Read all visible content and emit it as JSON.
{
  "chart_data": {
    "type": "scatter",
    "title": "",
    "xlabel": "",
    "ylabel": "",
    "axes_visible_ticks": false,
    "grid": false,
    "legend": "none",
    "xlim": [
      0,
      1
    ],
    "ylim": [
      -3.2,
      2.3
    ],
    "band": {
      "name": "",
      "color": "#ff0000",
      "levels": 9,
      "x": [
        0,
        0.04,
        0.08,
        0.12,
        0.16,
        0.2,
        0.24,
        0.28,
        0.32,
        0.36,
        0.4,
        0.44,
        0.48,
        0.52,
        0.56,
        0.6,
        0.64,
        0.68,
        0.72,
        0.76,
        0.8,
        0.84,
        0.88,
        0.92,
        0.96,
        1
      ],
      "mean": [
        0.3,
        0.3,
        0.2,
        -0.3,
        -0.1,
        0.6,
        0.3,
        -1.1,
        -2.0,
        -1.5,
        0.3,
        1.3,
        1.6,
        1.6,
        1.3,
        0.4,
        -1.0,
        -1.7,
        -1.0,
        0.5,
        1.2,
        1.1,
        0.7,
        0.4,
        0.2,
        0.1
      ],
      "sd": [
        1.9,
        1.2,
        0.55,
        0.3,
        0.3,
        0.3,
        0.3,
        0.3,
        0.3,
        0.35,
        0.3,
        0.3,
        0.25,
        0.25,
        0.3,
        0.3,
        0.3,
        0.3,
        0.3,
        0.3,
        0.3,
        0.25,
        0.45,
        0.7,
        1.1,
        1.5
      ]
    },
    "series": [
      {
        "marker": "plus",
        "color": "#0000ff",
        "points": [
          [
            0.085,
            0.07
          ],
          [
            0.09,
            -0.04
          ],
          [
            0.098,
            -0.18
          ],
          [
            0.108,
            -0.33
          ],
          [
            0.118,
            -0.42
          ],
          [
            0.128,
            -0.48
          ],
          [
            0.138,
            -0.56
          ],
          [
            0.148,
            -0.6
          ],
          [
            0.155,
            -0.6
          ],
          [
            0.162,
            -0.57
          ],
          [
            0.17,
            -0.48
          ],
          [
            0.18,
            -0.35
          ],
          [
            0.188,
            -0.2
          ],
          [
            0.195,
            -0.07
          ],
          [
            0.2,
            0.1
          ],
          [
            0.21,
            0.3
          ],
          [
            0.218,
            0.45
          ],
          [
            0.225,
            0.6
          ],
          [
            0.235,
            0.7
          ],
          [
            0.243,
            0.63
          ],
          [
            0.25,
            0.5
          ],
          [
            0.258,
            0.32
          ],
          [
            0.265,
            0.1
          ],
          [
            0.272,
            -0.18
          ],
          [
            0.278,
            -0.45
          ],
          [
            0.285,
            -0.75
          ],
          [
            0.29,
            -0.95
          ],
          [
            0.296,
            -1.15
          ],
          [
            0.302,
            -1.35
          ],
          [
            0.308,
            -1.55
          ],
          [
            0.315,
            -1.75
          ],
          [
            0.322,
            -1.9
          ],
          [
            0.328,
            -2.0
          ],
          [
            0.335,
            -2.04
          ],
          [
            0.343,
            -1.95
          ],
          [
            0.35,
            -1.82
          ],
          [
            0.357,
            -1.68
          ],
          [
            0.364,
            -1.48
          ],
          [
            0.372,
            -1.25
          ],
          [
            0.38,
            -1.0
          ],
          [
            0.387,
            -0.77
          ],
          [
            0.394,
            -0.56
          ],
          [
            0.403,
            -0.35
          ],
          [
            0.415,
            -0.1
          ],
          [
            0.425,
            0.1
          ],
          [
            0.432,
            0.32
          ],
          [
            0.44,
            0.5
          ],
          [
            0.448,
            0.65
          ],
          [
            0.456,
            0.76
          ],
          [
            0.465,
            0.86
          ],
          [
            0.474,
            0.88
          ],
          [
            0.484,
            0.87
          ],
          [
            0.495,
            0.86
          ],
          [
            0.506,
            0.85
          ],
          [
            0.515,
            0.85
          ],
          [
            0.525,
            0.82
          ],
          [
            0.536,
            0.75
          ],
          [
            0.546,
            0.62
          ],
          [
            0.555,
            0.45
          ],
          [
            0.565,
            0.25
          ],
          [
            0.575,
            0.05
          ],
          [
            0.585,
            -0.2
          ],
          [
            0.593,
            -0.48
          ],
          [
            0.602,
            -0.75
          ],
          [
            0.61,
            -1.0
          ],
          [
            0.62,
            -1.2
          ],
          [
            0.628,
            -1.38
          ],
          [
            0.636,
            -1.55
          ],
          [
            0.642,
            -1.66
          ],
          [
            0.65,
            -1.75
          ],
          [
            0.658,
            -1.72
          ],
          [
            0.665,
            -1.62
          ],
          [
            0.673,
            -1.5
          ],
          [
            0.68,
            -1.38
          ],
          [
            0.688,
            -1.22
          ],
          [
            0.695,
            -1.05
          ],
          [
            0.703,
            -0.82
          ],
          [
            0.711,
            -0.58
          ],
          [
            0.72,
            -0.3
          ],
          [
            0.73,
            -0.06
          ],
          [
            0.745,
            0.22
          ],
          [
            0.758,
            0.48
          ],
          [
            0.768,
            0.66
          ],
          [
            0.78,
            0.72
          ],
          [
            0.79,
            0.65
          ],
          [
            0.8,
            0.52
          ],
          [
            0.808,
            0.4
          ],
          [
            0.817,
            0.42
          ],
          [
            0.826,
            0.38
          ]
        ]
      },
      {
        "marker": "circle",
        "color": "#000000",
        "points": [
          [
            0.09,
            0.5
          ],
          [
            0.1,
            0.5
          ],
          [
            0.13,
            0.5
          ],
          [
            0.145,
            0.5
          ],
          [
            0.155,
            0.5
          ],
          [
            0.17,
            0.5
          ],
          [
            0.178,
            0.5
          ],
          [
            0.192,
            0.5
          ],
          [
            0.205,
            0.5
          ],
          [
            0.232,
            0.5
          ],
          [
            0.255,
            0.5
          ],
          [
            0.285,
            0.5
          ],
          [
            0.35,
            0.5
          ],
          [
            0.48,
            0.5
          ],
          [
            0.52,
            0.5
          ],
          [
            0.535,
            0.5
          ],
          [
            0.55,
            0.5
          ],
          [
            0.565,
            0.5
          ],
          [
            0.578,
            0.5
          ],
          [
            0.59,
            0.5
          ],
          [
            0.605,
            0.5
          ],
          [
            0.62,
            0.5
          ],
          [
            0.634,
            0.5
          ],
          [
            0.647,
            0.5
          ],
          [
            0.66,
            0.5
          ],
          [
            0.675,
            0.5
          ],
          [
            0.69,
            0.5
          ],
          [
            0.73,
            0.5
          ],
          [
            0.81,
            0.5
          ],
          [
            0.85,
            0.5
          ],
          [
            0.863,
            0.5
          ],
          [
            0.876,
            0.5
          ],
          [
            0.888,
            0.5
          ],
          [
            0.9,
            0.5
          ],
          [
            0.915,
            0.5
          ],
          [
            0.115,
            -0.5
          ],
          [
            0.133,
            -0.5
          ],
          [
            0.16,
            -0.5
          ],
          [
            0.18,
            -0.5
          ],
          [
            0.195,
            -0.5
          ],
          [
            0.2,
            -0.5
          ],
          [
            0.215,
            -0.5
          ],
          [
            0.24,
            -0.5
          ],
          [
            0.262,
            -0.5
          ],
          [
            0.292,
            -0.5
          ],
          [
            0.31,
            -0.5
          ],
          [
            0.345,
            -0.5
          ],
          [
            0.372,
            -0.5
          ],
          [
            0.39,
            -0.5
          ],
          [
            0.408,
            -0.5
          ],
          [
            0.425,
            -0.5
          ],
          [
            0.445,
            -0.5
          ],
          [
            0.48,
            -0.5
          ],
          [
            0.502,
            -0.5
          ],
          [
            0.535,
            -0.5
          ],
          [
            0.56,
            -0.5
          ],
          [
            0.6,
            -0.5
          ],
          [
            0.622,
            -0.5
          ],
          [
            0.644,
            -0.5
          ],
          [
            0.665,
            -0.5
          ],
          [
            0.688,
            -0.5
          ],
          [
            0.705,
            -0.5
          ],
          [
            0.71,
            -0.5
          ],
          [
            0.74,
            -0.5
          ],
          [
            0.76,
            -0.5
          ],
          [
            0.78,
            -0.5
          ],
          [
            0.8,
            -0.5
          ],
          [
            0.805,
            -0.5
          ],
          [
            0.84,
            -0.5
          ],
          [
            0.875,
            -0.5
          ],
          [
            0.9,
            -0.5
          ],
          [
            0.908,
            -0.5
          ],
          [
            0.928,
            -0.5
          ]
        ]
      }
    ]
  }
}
━━━━━━━━━━━━━━━━
Required work: State how many lines in the entries above include the word "color"; reply with the number alone.

Output: 3